> [Dataset extract]:
#####

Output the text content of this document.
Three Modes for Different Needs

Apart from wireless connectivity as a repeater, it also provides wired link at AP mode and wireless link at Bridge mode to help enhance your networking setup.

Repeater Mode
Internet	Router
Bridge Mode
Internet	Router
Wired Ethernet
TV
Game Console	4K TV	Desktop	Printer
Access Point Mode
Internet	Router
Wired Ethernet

#####

Extract all of the data exactly as written.

Output the text content of this document.
Three Modes for Different Needs

Apart from wireless connectivity as a repeater, it also provides wired link at AP mode and wireless link at Bridge mode to help enhance your networking setup.

Repeater Mode
Internet	Router
Bridge Mode
Internet	Router
Wired Ethernet
TV
Game Console	4K TV	Desktop	Printer
Access Point Mode
Internet	Router
Wired Ethernet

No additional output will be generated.